■ REQUIRED WORK
Every entry must be given again exactly.

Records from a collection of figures
★ ★ ★ ★
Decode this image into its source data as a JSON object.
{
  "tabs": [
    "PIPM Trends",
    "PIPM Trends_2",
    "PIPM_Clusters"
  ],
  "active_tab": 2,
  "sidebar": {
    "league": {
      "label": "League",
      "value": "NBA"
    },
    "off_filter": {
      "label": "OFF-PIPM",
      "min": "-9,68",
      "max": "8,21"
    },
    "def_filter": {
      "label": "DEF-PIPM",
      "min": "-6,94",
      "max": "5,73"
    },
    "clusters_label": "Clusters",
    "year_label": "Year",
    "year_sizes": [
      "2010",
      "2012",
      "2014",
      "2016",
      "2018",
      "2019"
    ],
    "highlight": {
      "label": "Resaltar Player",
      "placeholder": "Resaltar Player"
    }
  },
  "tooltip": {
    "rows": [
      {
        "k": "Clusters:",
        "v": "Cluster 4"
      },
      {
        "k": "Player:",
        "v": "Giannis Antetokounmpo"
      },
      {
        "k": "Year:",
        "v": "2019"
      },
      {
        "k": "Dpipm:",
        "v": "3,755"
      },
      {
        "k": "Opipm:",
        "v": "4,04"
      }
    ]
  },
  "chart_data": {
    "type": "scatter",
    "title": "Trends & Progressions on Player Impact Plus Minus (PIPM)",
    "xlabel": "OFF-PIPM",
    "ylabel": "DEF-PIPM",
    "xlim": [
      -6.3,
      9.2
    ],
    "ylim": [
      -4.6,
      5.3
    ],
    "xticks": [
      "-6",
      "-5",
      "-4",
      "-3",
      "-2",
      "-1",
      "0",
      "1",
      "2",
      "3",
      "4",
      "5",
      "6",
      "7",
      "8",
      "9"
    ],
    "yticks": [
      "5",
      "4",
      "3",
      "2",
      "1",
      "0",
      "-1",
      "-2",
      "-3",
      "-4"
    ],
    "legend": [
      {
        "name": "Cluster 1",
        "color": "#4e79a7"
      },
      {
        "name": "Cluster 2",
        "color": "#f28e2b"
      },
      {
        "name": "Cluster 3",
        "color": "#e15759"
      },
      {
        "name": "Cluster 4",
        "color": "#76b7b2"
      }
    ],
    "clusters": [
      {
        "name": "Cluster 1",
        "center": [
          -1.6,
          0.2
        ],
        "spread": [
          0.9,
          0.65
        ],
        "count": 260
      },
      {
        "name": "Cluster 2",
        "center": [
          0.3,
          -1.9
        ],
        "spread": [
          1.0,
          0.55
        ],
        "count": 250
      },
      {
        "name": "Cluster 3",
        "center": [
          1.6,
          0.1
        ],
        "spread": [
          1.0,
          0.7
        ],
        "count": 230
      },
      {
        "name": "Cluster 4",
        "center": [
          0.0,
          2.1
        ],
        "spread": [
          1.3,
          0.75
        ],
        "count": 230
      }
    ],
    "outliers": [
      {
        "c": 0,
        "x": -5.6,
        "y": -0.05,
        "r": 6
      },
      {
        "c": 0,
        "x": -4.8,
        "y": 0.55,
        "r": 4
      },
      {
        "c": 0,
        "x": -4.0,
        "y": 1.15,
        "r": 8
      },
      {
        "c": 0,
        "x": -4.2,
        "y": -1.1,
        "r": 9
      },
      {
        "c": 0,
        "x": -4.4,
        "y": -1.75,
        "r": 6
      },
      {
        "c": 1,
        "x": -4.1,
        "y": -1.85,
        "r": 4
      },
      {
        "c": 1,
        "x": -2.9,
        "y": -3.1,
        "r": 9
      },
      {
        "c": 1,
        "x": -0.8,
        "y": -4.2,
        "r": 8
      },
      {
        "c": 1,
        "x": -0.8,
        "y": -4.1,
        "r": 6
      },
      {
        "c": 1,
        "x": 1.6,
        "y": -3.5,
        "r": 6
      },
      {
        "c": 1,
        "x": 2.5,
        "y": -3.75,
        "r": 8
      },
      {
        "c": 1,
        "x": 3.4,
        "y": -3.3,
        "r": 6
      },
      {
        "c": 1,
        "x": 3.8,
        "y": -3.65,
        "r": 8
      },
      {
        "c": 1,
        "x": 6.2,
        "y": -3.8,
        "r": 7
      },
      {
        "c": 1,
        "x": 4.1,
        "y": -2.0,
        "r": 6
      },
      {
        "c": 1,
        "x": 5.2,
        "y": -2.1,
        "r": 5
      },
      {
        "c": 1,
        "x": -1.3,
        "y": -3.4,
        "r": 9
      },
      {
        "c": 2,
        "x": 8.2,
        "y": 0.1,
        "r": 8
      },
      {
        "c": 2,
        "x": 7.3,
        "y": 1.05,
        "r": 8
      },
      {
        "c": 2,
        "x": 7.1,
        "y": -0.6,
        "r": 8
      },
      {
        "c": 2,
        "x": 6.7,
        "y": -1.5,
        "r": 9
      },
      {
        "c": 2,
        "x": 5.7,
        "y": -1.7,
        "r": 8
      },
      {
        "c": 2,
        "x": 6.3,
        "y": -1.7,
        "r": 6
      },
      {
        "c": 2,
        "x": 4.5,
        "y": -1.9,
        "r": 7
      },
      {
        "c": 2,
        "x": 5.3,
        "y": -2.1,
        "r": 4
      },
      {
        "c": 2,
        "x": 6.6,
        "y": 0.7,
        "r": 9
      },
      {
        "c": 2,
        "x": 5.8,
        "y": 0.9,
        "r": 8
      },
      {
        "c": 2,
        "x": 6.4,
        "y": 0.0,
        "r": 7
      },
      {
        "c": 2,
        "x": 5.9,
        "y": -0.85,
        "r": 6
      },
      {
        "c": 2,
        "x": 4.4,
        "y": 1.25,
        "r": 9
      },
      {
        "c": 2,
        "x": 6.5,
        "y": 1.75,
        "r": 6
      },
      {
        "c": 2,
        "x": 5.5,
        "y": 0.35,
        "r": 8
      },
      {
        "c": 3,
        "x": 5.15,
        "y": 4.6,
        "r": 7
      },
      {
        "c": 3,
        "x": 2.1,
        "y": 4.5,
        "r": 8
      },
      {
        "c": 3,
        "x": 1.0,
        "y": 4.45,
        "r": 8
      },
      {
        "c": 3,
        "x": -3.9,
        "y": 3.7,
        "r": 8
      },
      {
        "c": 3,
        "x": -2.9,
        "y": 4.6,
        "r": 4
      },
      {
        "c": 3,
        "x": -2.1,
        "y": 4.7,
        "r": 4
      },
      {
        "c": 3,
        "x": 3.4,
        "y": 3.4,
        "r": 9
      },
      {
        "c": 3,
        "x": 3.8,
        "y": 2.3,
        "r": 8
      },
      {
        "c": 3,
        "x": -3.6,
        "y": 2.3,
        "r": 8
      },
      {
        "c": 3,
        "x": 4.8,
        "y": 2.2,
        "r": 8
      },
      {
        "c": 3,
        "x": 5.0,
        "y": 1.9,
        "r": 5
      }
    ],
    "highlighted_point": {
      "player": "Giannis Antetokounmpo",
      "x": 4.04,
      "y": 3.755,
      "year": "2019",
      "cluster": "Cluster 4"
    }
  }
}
★ ★ ★ ★
■ OUTPUT
Decode this image into its source data as a JSON object.
{
  "tabs": [
    "PIPM Trends",
    "PIPM Trends_2",
    "PIPM_Clusters"
  ],
  "active_tab": 2,
  "sidebar": {
    "league": {
      "label": "League",
      "value": "NBA"
    },
    "off_filter": {
      "label": "OFF-PIPM",
      "min": "-9,68",
      "max": "8,21"
    },
    "def_filter": {
      "label": "DEF-PIPM",
      "min": "-6,94",
      "max": "5,73"
    },
    "clusters_label": "Clusters",
    "year_label": "Year",
    "year_sizes": [
      "2010",
      "2012",
      "2014",
      "2016",
      "2018",
      "2019"
    ],
    "highlight": {
      "label": "Resaltar Player",
      "placeholder": "Resaltar Player"
    }
  },
  "tooltip": {
    "rows": [
      {
        "k": "Clusters:",
        "v": "Cluster 4"
      },
      {
        "k": "Player:",
        "v": "Giannis Antetokounmpo"
      },
      {
        "k": "Year:",
        "v": "2019"
      },
      {
        "k": "Dpipm:",
        "v": "3,755"
      },
      {
        "k": "Opipm:",
        "v": "4,04"
      }
    ]
  },
  "chart_data": {
    "type": "scatter",
    "title": "Trends & Progressions on Player Impact Plus Minus (PIPM)",
    "xlabel": "OFF-PIPM",
    "ylabel": "DEF-PIPM",
    "xlim": [
      -6.3,
      9.2
    ],
    "ylim": [
      -4.6,
      5.3
    ],
    "xticks": [
      "-6",
      "-5",
      "-4",
      "-3",
      "-2",
      "-1",
      "0",
      "1",
      "2",
      "3",
      "4",
      "5",
      "6",
      "7",
      "8",
      "9"
    ],
    "yticks": [
      "5",
      "4",
      "3",
      "2",
      "1",
      "0",
      "-1",
      "-2",
      "-3",
      "-4"
    ],
    "legend": [
      {
        "name": "Cluster 1",
        "color": "#4e79a7"
      },
      {
        "name": "Cluster 2",
        "color": "#f28e2b"
      },
      {
        "name": "Cluster 3",
        "color": "#e15759"
      },
      {
        "name": "Cluster 4",
        "color": "#76b7b2"
      }
    ],
    "clusters": [
      {
        "name": "Cluster 1",
        "center": [
          -1.6,
          0.2
        ],
        "spread": [
          0.9,
          0.65
        ],
        "count": 260
      },
      {
        "name": "Cluster 2",
        "center": [
          0.3,
          -1.9
        ],
        "spread": [
          1.0,
          0.55
        ],
        "count": 250
      },
      {
        "name": "Cluster 3",
        "center": [
          1.6,
          0.1
        ],
        "spread": [
          1.0,
          0.7
        ],
        "count": 230
      },
      {
        "name": "Cluster 4",
        "center": [
          0.0,
          2.1
        ],
        "spread": [
          1.3,
          0.75
        ],
        "count": 230
      }
    ],
    "outliers": [
      {
        "c": 0,
        "x": -5.6,
        "y": -0.05,
        "r": 6
      },
      {
        "c": 0,
        "x": -4.8,
        "y": 0.55,
        "r": 4
      },
      {
        "c": 0,
        "x": -4.0,
        "y": 1.15,
        "r": 8
      },
      {
        "c": 0,
        "x": -4.2,
        "y": -1.1,
        "r": 9
      },
      {
        "c": 0,
        "x": -4.4,
        "y": -1.75,
        "r": 6
      },
      {
        "c": 1,
        "x": -4.1,
        "y": -1.85,
        "r": 4
      },
      {
        "c": 1,
        "x": -2.9,
        "y": -3.1,
        "r": 9
      },
      {
        "c": 1,
        "x": -0.8,
        "y": -4.2,
        "r": 8
      },
      {
        "c": 1,
        "x": -0.8,
        "y": -4.1,
        "r": 6
      },
      {
        "c": 1,
        "x": 1.6,
        "y": -3.5,
        "r": 6
      },
      {
        "c": 1,
        "x": 2.5,
        "y": -3.75,
        "r": 8
      },
      {
        "c": 1,
        "x": 3.4,
        "y": -3.3,
        "r": 6
      },
      {
        "c": 1,
        "x": 3.8,
        "y": -3.65,
        "r": 8
      },
      {
        "c": 1,
        "x": 6.2,
        "y": -3.8,
        "r": 7
      },
      {
        "c": 1,
        "x": 4.1,
        "y": -2.0,
        "r": 6
      },
      {
        "c": 1,
        "x": 5.2,
        "y": -2.1,
        "r": 5
      },
      {
        "c": 1,
        "x": -1.3,
        "y": -3.4,
        "r": 9
      },
      {
        "c": 2,
        "x": 8.2,
        "y": 0.1,
        "r": 8
      },
      {
        "c": 2,
        "x": 7.3,
        "y": 1.05,
        "r": 8
      },
      {
        "c": 2,
        "x": 7.1,
        "y": -0.6,
        "r": 8
      },
      {
        "c": 2,
        "x": 6.7,
        "y": -1.5,
        "r": 9
      },
      {
        "c": 2,
        "x": 5.7,
        "y": -1.7,
        "r": 8
      },
      {
        "c": 2,
        "x": 6.3,
        "y": -1.7,
        "r": 6
      },
      {
        "c": 2,
        "x": 4.5,
        "y": -1.9,
        "r": 7
      },
      {
        "c": 2,
        "x": 5.3,
        "y": -2.1,
        "r": 4
      },
      {
        "c": 2,
        "x": 6.6,
        "y": 0.7,
        "r": 9
      },
      {
        "c": 2,
        "x": 5.8,
        "y": 0.9,
        "r": 8
      },
      {
        "c": 2,
        "x": 6.4,
        "y": 0.0,
        "r": 7
      },
      {
        "c": 2,
        "x": 5.9,
        "y": -0.85,
        "r": 6
      },
      {
        "c": 2,
        "x": 4.4,
        "y": 1.25,
        "r": 9
      },
      {
        "c": 2,
        "x": 6.5,
        "y": 1.75,
        "r": 6
      },
      {
        "c": 2,
        "x": 5.5,
        "y": 0.35,
        "r": 8
      },
      {
        "c": 3,
        "x": 5.15,
        "y": 4.6,
        "r": 7
      },
      {
        "c": 3,
        "x": 2.1,
        "y": 4.5,
        "r": 8
      },
      {
        "c": 3,
        "x": 1.0,
        "y": 4.45,
        "r": 8
      },
      {
        "c": 3,
        "x": -3.9,
        "y": 3.7,
        "r": 8
      },
      {
        "c": 3,
        "x": -2.9,
        "y": 4.6,
        "r": 4
      },
      {
        "c": 3,
        "x": -2.1,
        "y": 4.7,
        "r": 4
      },
      {
        "c": 3,
        "x": 3.4,
        "y": 3.4,
        "r": 9
      },
      {
        "c": 3,
        "x": 3.8,
        "y": 2.3,
        "r": 8
      },
      {
        "c": 3,
        "x": -3.6,
        "y": 2.3,
        "r": 8
      },
      {
        "c": 3,
        "x": 4.8,
        "y": 2.2,
        "r": 8
      },
      {
        "c": 3,
        "x": 5.0,
        "y": 1.9,
        "r": 5
      }
    ],
    "highlighted_point": {
      "player": "Giannis Antetokounmpo",
      "x": 4.04,
      "y": 3.755,
      "year": "2019",
      "cluster": "Cluster 4"
    }
  }
}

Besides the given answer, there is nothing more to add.